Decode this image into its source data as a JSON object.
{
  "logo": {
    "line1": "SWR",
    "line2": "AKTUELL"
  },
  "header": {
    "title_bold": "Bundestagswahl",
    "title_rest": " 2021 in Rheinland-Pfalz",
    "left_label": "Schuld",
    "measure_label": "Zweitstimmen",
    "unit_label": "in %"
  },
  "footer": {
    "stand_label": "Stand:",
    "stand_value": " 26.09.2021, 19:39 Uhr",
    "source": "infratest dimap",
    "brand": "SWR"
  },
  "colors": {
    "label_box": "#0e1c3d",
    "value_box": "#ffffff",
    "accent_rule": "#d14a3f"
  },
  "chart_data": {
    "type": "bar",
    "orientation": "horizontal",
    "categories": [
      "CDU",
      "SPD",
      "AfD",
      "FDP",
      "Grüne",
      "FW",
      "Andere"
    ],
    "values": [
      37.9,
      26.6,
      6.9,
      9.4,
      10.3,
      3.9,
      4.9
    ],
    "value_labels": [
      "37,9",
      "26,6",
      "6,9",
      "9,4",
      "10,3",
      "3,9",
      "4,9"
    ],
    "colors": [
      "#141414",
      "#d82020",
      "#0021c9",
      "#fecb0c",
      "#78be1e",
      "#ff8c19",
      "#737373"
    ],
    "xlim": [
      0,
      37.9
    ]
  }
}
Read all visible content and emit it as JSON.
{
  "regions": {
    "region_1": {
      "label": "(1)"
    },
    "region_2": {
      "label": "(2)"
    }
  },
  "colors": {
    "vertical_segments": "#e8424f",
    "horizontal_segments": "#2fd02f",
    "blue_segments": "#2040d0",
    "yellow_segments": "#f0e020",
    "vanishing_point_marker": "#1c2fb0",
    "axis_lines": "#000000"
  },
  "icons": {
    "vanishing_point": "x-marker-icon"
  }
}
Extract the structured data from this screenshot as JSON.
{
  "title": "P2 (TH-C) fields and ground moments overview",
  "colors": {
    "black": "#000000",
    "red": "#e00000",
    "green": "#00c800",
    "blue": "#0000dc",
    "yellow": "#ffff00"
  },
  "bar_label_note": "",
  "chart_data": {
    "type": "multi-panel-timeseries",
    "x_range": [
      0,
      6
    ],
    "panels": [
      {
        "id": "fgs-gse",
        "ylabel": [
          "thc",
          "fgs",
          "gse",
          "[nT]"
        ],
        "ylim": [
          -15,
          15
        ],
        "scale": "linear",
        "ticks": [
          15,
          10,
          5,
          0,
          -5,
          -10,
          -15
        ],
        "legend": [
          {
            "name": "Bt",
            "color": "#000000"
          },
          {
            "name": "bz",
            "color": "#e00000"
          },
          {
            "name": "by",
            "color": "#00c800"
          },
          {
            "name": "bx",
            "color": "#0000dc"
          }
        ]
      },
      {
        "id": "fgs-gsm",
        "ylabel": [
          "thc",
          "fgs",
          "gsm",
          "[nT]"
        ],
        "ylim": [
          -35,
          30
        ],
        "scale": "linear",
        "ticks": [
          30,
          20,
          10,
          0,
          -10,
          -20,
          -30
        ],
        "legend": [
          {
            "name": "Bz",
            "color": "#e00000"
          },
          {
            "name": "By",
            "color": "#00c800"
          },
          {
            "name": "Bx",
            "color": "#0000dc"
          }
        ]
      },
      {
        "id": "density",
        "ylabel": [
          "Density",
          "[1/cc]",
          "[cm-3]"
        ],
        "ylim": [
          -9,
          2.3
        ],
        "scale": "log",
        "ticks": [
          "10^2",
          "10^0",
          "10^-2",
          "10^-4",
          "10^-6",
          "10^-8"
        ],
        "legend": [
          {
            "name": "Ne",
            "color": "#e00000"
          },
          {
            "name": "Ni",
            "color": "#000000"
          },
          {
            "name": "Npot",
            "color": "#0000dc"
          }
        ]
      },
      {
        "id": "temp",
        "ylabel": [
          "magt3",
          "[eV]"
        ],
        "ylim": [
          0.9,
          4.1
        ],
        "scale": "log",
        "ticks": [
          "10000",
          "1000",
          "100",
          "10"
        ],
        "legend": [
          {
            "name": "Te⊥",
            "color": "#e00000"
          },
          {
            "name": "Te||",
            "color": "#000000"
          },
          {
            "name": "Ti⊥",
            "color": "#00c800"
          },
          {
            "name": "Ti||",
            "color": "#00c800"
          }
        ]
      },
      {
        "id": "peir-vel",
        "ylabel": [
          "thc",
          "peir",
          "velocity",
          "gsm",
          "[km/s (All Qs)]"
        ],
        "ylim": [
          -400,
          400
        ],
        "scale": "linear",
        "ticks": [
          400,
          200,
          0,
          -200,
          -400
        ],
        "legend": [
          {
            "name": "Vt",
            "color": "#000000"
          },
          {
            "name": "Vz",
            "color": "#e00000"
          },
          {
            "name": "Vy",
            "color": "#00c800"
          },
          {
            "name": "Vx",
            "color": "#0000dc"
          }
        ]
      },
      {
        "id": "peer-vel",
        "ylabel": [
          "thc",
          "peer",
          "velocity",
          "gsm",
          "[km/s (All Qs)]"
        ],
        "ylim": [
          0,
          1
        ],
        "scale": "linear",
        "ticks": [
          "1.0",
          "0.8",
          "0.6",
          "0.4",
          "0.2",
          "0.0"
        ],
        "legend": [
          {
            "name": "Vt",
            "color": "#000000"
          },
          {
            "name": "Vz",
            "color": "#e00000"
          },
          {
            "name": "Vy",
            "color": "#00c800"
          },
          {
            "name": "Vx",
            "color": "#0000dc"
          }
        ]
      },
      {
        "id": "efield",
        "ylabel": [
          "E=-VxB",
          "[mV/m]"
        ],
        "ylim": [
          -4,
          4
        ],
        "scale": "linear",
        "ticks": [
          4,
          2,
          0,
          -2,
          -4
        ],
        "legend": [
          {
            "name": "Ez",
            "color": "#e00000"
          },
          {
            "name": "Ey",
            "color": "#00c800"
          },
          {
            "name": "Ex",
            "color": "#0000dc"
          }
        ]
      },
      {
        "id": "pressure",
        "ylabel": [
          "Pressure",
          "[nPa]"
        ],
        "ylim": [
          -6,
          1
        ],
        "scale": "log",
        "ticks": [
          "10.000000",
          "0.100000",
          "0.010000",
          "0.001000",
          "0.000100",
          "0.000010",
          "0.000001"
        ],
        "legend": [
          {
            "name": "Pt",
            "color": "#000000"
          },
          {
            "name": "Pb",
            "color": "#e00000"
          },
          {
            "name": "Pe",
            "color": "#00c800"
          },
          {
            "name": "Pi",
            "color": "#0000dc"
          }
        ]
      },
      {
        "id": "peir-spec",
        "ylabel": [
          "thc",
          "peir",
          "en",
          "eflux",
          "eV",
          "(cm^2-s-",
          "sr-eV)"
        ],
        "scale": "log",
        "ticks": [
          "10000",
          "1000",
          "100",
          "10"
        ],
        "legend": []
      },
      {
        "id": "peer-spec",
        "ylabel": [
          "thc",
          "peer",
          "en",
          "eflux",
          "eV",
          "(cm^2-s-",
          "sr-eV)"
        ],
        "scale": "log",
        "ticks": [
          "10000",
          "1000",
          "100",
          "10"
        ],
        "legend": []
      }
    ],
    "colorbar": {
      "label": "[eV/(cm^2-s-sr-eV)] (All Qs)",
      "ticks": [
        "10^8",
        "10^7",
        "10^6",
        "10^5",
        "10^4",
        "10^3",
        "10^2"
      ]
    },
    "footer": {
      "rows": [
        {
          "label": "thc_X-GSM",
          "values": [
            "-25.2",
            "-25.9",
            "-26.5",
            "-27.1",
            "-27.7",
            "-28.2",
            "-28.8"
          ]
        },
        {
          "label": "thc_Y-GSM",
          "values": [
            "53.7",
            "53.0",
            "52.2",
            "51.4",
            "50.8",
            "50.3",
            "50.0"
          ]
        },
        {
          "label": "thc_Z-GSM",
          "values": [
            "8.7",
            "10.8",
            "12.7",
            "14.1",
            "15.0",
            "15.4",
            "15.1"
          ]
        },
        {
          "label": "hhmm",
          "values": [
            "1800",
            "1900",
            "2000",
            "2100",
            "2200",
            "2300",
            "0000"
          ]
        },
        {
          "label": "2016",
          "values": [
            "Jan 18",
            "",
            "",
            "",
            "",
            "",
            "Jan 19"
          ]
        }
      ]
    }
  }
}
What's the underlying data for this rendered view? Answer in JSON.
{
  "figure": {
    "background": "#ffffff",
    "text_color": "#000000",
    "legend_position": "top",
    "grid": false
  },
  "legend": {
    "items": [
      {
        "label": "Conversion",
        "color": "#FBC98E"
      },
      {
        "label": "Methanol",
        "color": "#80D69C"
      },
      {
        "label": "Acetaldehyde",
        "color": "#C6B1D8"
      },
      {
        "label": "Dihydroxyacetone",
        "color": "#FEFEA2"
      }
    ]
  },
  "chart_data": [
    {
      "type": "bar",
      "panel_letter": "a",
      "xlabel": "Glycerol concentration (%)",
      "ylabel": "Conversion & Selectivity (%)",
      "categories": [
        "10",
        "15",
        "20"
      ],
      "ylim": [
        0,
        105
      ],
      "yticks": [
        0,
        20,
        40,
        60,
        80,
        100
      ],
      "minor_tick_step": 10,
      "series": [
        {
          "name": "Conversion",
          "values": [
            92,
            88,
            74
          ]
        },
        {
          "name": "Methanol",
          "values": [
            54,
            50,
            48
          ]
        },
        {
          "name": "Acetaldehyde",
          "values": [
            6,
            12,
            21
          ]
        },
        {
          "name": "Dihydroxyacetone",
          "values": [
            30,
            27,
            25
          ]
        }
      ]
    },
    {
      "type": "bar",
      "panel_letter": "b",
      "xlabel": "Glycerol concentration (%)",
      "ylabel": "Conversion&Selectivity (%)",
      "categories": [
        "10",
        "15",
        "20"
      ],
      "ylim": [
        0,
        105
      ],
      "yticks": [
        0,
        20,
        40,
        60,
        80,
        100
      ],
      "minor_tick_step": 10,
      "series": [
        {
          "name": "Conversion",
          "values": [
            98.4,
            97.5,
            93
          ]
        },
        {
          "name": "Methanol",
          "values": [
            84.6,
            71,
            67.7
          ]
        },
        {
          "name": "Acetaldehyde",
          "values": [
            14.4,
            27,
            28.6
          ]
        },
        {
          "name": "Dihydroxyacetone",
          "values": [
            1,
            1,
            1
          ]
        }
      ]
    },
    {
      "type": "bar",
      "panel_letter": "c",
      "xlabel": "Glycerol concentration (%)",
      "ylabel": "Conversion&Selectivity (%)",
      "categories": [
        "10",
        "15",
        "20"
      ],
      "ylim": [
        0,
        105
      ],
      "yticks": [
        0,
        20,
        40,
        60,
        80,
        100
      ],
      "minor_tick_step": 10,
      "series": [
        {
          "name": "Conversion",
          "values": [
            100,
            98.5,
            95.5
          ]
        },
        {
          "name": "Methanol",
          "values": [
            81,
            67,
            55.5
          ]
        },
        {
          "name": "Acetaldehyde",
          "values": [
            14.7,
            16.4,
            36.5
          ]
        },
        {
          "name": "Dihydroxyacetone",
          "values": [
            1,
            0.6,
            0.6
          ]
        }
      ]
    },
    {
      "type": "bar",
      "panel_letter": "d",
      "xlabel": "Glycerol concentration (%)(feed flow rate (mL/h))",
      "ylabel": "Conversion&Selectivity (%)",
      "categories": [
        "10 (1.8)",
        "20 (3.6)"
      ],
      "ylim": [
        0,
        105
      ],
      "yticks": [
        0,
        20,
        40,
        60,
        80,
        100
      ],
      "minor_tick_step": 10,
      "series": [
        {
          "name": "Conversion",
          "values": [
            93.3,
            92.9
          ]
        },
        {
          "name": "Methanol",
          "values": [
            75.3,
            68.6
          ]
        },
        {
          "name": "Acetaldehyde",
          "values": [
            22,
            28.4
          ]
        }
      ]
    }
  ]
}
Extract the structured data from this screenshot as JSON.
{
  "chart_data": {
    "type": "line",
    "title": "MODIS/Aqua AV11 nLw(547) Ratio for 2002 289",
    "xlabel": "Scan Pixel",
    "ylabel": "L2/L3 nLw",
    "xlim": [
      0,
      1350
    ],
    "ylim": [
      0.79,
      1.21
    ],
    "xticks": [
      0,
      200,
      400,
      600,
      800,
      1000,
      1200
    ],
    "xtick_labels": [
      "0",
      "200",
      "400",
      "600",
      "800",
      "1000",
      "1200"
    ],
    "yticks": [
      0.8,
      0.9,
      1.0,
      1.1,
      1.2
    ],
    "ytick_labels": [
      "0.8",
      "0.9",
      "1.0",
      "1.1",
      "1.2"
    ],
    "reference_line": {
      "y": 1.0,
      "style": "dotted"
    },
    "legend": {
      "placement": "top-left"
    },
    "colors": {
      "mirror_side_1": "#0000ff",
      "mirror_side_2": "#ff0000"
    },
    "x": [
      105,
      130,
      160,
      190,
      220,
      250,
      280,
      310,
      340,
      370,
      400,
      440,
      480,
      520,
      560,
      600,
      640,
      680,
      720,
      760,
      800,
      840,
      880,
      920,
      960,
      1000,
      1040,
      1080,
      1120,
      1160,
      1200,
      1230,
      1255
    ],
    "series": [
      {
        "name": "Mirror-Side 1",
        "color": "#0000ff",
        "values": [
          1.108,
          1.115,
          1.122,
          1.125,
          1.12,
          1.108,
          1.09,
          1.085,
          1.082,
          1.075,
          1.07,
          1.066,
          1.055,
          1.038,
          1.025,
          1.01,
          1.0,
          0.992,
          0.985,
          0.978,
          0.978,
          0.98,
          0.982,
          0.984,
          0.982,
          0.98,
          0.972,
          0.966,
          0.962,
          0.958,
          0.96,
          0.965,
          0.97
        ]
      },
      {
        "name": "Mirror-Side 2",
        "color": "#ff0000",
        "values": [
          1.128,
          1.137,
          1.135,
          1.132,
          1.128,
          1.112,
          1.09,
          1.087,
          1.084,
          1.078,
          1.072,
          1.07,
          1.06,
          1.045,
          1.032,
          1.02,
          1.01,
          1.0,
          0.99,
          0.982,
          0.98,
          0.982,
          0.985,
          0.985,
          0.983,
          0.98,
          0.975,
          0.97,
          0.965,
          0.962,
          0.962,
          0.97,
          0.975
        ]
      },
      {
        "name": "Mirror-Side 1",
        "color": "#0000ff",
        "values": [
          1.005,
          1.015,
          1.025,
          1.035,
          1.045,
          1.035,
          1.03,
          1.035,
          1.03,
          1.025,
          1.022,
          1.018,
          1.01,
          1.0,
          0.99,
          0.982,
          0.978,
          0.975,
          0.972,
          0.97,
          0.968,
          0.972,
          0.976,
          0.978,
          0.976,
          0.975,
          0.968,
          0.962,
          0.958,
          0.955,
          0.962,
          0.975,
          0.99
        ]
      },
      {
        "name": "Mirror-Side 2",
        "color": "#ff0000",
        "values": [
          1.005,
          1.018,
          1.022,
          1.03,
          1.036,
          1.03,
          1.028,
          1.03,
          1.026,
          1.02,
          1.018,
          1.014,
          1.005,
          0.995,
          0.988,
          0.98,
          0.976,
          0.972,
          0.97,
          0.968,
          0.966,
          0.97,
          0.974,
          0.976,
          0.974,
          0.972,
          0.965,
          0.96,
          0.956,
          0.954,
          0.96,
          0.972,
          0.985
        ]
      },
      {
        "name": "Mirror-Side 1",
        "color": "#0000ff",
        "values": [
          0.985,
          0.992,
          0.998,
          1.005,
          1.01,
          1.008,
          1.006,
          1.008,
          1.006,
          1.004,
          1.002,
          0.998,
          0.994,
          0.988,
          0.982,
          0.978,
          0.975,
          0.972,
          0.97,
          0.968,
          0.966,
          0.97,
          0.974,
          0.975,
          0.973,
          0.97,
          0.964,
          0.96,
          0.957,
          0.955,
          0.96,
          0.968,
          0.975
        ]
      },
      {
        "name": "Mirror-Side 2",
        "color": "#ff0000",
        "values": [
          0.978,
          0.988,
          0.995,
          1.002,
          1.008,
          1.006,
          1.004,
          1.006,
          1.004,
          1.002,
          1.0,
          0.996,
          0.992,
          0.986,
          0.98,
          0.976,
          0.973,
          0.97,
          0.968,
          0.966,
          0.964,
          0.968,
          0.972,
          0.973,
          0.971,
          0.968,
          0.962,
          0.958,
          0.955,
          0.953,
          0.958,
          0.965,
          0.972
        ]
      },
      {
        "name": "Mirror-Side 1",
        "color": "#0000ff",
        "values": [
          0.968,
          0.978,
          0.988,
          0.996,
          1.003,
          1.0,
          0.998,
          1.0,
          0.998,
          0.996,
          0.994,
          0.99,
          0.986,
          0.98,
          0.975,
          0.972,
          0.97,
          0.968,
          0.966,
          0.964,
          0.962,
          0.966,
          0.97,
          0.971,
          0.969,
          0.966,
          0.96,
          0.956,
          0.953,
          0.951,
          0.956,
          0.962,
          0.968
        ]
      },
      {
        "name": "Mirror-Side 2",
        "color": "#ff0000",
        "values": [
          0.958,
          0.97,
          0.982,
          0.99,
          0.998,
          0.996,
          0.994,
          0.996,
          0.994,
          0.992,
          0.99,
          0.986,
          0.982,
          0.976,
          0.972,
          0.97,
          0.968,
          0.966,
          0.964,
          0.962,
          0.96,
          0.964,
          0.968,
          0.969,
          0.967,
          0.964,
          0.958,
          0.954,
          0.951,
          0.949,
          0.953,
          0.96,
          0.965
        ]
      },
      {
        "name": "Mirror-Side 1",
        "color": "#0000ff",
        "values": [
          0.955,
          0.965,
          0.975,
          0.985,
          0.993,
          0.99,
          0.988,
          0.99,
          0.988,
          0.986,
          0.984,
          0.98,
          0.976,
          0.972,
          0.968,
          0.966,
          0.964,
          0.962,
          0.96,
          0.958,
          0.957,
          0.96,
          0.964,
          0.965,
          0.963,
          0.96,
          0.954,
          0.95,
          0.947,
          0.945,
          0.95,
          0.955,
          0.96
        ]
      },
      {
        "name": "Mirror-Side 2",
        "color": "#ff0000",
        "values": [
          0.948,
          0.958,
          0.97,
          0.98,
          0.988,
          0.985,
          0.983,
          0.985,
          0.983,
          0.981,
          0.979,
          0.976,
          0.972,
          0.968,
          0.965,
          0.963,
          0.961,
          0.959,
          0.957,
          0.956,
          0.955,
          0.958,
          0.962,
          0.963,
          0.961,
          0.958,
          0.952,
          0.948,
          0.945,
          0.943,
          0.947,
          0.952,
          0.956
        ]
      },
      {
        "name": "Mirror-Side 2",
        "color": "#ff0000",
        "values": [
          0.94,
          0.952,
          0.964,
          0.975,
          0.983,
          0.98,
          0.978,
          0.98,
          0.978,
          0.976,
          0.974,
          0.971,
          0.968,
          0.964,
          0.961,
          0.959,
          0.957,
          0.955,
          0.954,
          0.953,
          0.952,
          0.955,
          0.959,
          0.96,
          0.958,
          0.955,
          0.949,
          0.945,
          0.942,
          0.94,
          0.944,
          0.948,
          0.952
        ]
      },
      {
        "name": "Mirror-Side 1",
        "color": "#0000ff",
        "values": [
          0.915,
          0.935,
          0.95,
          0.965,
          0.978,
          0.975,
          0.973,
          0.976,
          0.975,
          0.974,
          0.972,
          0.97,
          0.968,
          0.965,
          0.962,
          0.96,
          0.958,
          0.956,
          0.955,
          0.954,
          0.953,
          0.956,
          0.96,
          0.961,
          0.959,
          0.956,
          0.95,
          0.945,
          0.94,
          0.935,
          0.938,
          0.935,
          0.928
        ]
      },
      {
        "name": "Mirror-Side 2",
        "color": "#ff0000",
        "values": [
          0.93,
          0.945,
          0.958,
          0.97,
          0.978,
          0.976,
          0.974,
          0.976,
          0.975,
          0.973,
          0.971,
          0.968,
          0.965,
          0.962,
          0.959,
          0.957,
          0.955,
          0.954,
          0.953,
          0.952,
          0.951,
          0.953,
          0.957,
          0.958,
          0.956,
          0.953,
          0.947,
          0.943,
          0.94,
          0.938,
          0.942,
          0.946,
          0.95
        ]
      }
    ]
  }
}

_Instructions to follow_
Write out every line of the data that holds the word "JSON".

_Task solution_
Decode this image into its source data as a JSON object.
Read all visible content and emit it as JSON.
Extract the structured data from this screenshot as JSON.
What's the underlying data for this rendered view? Answer in JSON.
Extract the structured data from this screenshot as JSON.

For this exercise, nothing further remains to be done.